[Task to complete] Transcribe every line exactly and omit anything that is a picture.

[Dataset rows]
Start
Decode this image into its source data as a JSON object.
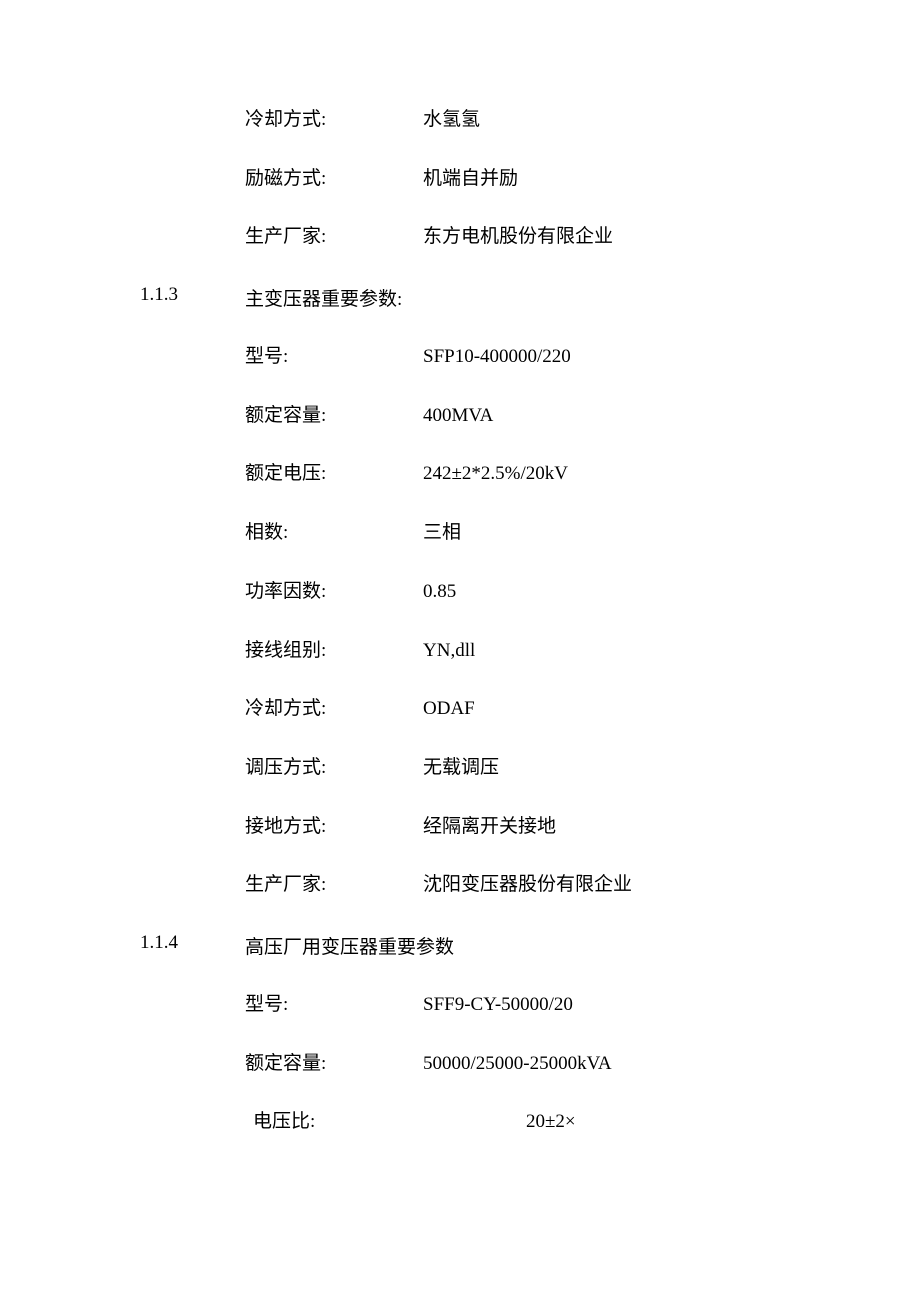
{
  "intro_rows": [
    {
      "label": "冷却方式:",
      "value": "水氢氢",
      "isCN": true
    },
    {
      "label": "励磁方式:",
      "value": "机端自并励",
      "isCN": true
    },
    {
      "label": "生产厂家:",
      "value": "东方电机股份有限企业",
      "isCN": true
    }
  ],
  "section113": {
    "num": "1.1.3",
    "title": "主变压器重要参数:"
  },
  "rows113": [
    {
      "label": "型号:",
      "value": "SFP10-400000/220",
      "isCN": false
    },
    {
      "label": "额定容量:",
      "value": "400MVA",
      "isCN": false
    },
    {
      "label": "额定电压:",
      "value": "242±2*2.5%/20kV",
      "isCN": false
    },
    {
      "label": "相数:",
      "value": "三相",
      "isCN": true
    },
    {
      "label": "功率因数:",
      "value": "0.85",
      "isCN": false
    },
    {
      "label": "接线组别:",
      "value": "YN,dll",
      "isCN": false
    },
    {
      "label": "冷却方式:",
      "value": "ODAF",
      "isCN": false
    },
    {
      "label": "调压方式:",
      "value": "无载调压",
      "isCN": true
    },
    {
      "label": "接地方式:",
      "value": "经隔离开关接地",
      "isCN": true
    },
    {
      "label": "生产厂家:",
      "value": "沈阳变压器股份有限企业",
      "isCN": true
    }
  ],
  "section114": {
    "num": "1.1.4",
    "title": "高压厂用变压器重要参数"
  },
  "rows114": [
    {
      "label": "型号:",
      "value": "SFF9-CY-50000/20",
      "isCN": false
    },
    {
      "label": "额定容量:",
      "value": "50000/25000-25000kVA",
      "isCN": false
    }
  ],
  "last_row": {
    "label": "电压比:",
    "value": "20±2×"
  },
  "colors": {
    "background": "#ffffff",
    "text": "#000000"
  },
  "typography": {
    "base_fontsize": 19,
    "cn_font": "SimSun",
    "latin_font": "Times New Roman"
  }
}
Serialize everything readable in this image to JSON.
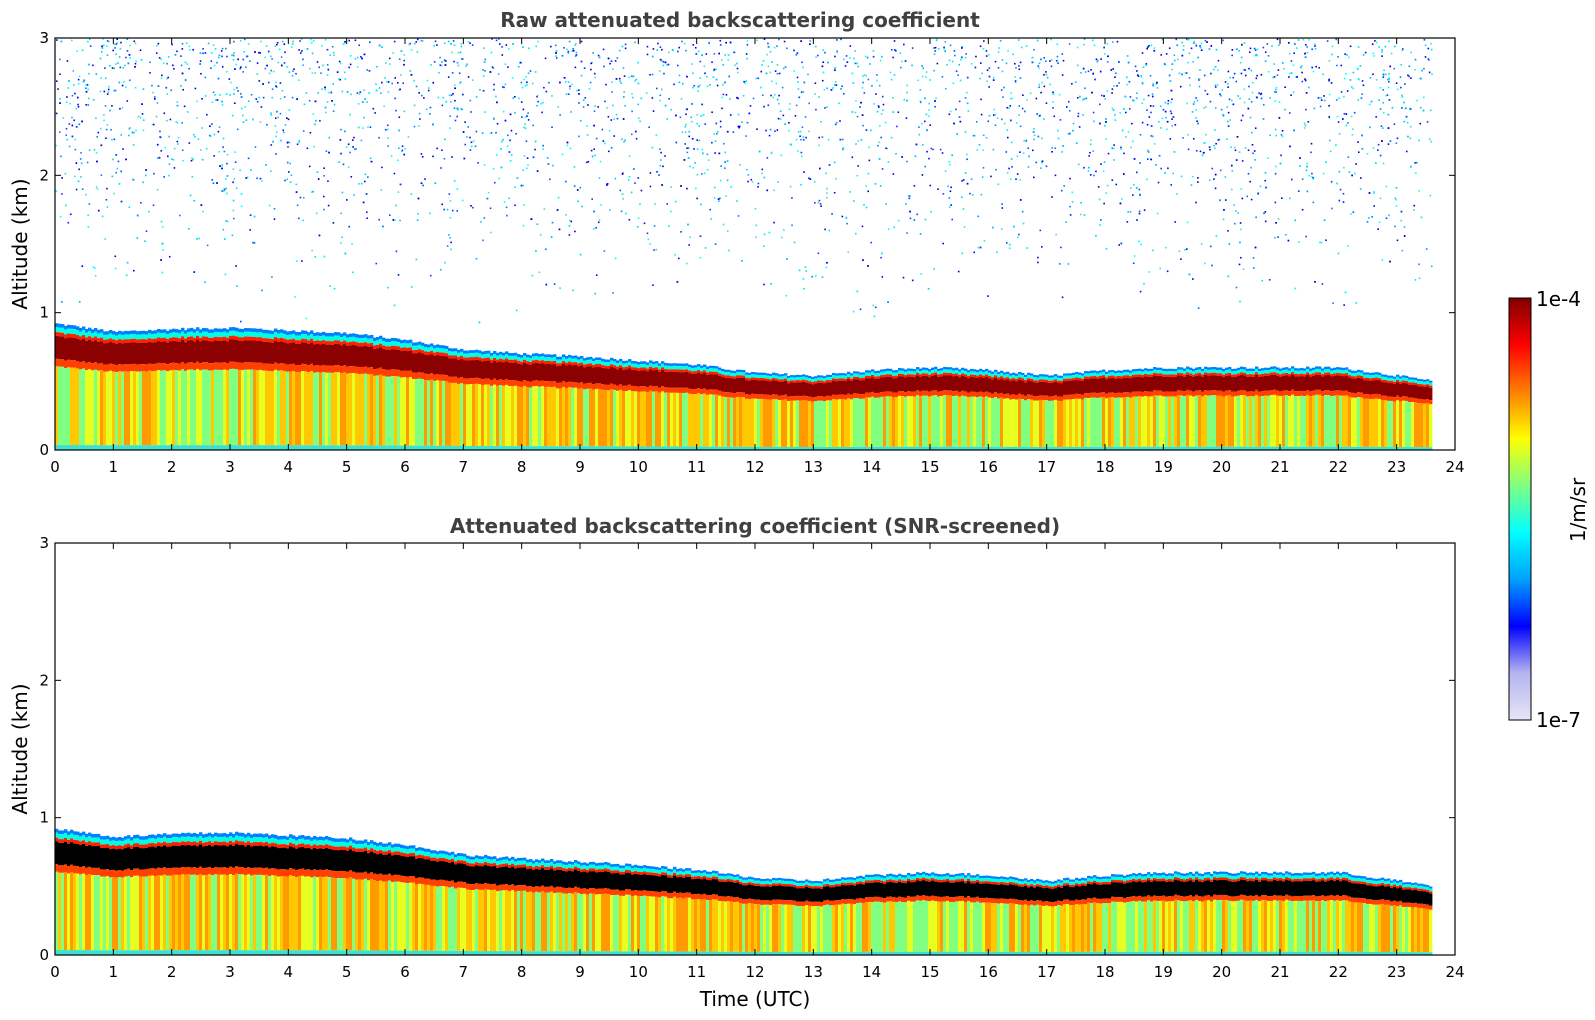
{
  "chart_data": [
    {
      "type": "heatmap",
      "title": "Raw attenuated backscattering coefficient",
      "xlabel": "",
      "ylabel": "Altitude (km)",
      "xlim": [
        0,
        24
      ],
      "ylim": [
        0,
        3
      ],
      "x_ticks": [
        "0",
        "1",
        "2",
        "3",
        "4",
        "5",
        "6",
        "7",
        "8",
        "9",
        "10",
        "11",
        "12",
        "13",
        "14",
        "15",
        "16",
        "17",
        "18",
        "19",
        "20",
        "21",
        "22",
        "23",
        "24"
      ],
      "y_ticks": [
        "0",
        "1",
        "2",
        "3"
      ],
      "data_end_hour": 23.6,
      "noise_region_km": [
        1.0,
        3.0
      ],
      "layer_top_km": {
        "hours": [
          0,
          1,
          2,
          3,
          4,
          5,
          6,
          7,
          8,
          9,
          10,
          11,
          12,
          13,
          14,
          15,
          16,
          17,
          18,
          19,
          20,
          21,
          22,
          23,
          23.6
        ],
        "values": [
          0.92,
          0.86,
          0.88,
          0.89,
          0.87,
          0.85,
          0.8,
          0.73,
          0.7,
          0.68,
          0.65,
          0.62,
          0.56,
          0.54,
          0.58,
          0.6,
          0.58,
          0.54,
          0.58,
          0.6,
          0.6,
          0.6,
          0.6,
          0.54,
          0.5
        ]
      }
    },
    {
      "type": "heatmap",
      "title": "Attenuated backscattering coefficient (SNR-screened)",
      "xlabel": "Time (UTC)",
      "ylabel": "Altitude (km)",
      "xlim": [
        0,
        24
      ],
      "ylim": [
        0,
        3
      ],
      "x_ticks": [
        "0",
        "1",
        "2",
        "3",
        "4",
        "5",
        "6",
        "7",
        "8",
        "9",
        "10",
        "11",
        "12",
        "13",
        "14",
        "15",
        "16",
        "17",
        "18",
        "19",
        "20",
        "21",
        "22",
        "23",
        "24"
      ],
      "y_ticks": [
        "0",
        "1",
        "2",
        "3"
      ],
      "data_end_hour": 23.6,
      "noise_region_km": null,
      "layer_top_km": {
        "hours": [
          0,
          1,
          2,
          3,
          4,
          5,
          6,
          7,
          8,
          9,
          10,
          11,
          12,
          13,
          14,
          15,
          16,
          17,
          18,
          19,
          20,
          21,
          22,
          23,
          23.6
        ],
        "values": [
          0.92,
          0.86,
          0.88,
          0.89,
          0.87,
          0.85,
          0.8,
          0.73,
          0.7,
          0.68,
          0.65,
          0.62,
          0.56,
          0.54,
          0.58,
          0.6,
          0.58,
          0.54,
          0.58,
          0.6,
          0.6,
          0.6,
          0.6,
          0.54,
          0.5
        ]
      }
    }
  ],
  "colorbar": {
    "max_label": "1e-4",
    "min_label": "1e-7",
    "unit_label": "1/m/sr",
    "colormap": "jet",
    "colors": [
      "#e6e6f5",
      "#b4b4f0",
      "#0000ff",
      "#00a0ff",
      "#00ffff",
      "#80ff80",
      "#ffff00",
      "#ff8000",
      "#ff0000",
      "#800000"
    ]
  }
}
End
[Answer in full]
Decode this image into its source data as a JSON object.
{
  "intro_rows": [
    {
      "label": "冷却方式:",
      "value": "水氢氢",
      "isCN": true
    },
    {
      "label": "励磁方式:",
      "value": "机端自并励",
      "isCN": true
    },
    {
      "label": "生产厂家:",
      "value": "东方电机股份有限企业",
      "isCN": true
    }
  ],
  "section113": {
    "num": "1.1.3",
    "title": "主变压器重要参数:"
  },
  "rows113": [
    {
      "label": "型号:",
      "value": "SFP10-400000/220",
      "isCN": false
    },
    {
      "label": "额定容量:",
      "value": "400MVA",
      "isCN": false
    },
    {
      "label": "额定电压:",
      "value": "242±2*2.5%/20kV",
      "isCN": false
    },
    {
      "label": "相数:",
      "value": "三相",
      "isCN": true
    },
    {
      "label": "功率因数:",
      "value": "0.85",
      "isCN": false
    },
    {
      "label": "接线组别:",
      "value": "YN,dll",
      "isCN": false
    },
    {
      "label": "冷却方式:",
      "value": "ODAF",
      "isCN": false
    },
    {
      "label": "调压方式:",
      "value": "无载调压",
      "isCN": true
    },
    {
      "label": "接地方式:",
      "value": "经隔离开关接地",
      "isCN": true
    },
    {
      "label": "生产厂家:",
      "value": "沈阳变压器股份有限企业",
      "isCN": true
    }
  ],
  "section114": {
    "num": "1.1.4",
    "title": "高压厂用变压器重要参数"
  },
  "rows114": [
    {
      "label": "型号:",
      "value": "SFF9-CY-50000/20",
      "isCN": false
    },
    {
      "label": "额定容量:",
      "value": "50000/25000-25000kVA",
      "isCN": false
    }
  ],
  "last_row": {
    "label": "电压比:",
    "value": "20±2×"
  },
  "colors": {
    "background": "#ffffff",
    "text": "#000000"
  },
  "typography": {
    "base_fontsize": 19,
    "cn_font": "SimSun",
    "latin_font": "Times New Roman"
  }
}
Serialize everything readable in this image to JSON.
{
  "chart_data": [
    {
      "type": "heatmap",
      "title": "Raw attenuated backscattering coefficient",
      "xlabel": "",
      "ylabel": "Altitude (km)",
      "xlim": [
        0,
        24
      ],
      "ylim": [
        0,
        3
      ],
      "x_ticks": [
        "0",
        "1",
        "2",
        "3",
        "4",
        "5",
        "6",
        "7",
        "8",
        "9",
        "10",
        "11",
        "12",
        "13",
        "14",
        "15",
        "16",
        "17",
        "18",
        "19",
        "20",
        "21",
        "22",
        "23",
        "24"
      ],
      "y_ticks": [
        "0",
        "1",
        "2",
        "3"
      ],
      "data_end_hour": 23.6,
      "noise_region_km": [
        1.0,
        3.0
      ],
      "layer_top_km": {
        "hours": [
          0,
          1,
          2,
          3,
          4,
          5,
          6,
          7,
          8,
          9,
          10,
          11,
          12,
          13,
          14,
          15,
          16,
          17,
          18,
          19,
          20,
          21,
          22,
          23,
          23.6
        ],
        "values": [
          0.92,
          0.86,
          0.88,
          0.89,
          0.87,
          0.85,
          0.8,
          0.73,
          0.7,
          0.68,
          0.65,
          0.62,
          0.56,
          0.54,
          0.58,
          0.6,
          0.58,
          0.54,
          0.58,
          0.6,
          0.6,
          0.6,
          0.6,
          0.54,
          0.5
        ]
      }
    },
    {
      "type": "heatmap",
      "title": "Attenuated backscattering coefficient (SNR-screened)",
      "xlabel": "Time (UTC)",
      "ylabel": "Altitude (km)",
      "xlim": [
        0,
        24
      ],
      "ylim": [
        0,
        3
      ],
      "x_ticks": [
        "0",
        "1",
        "2",
        "3",
        "4",
        "5",
        "6",
        "7",
        "8",
        "9",
        "10",
        "11",
        "12",
        "13",
        "14",
        "15",
        "16",
        "17",
        "18",
        "19",
        "20",
        "21",
        "22",
        "23",
        "24"
      ],
      "y_ticks": [
        "0",
        "1",
        "2",
        "3"
      ],
      "data_end_hour": 23.6,
      "noise_region_km": null,
      "layer_top_km": {
        "hours": [
          0,
          1,
          2,
          3,
          4,
          5,
          6,
          7,
          8,
          9,
          10,
          11,
          12,
          13,
          14,
          15,
          16,
          17,
          18,
          19,
          20,
          21,
          22,
          23,
          23.6
        ],
        "values": [
          0.92,
          0.86,
          0.88,
          0.89,
          0.87,
          0.85,
          0.8,
          0.73,
          0.7,
          0.68,
          0.65,
          0.62,
          0.56,
          0.54,
          0.58,
          0.6,
          0.58,
          0.54,
          0.58,
          0.6,
          0.6,
          0.6,
          0.6,
          0.54,
          0.5
        ]
      }
    }
  ],
  "colorbar": {
    "max_label": "1e-4",
    "min_label": "1e-7",
    "unit_label": "1/m/sr",
    "colormap": "jet",
    "colors": [
      "#e6e6f5",
      "#b4b4f0",
      "#0000ff",
      "#00a0ff",
      "#00ffff",
      "#80ff80",
      "#ffff00",
      "#ff8000",
      "#ff0000",
      "#800000"
    ]
  }
}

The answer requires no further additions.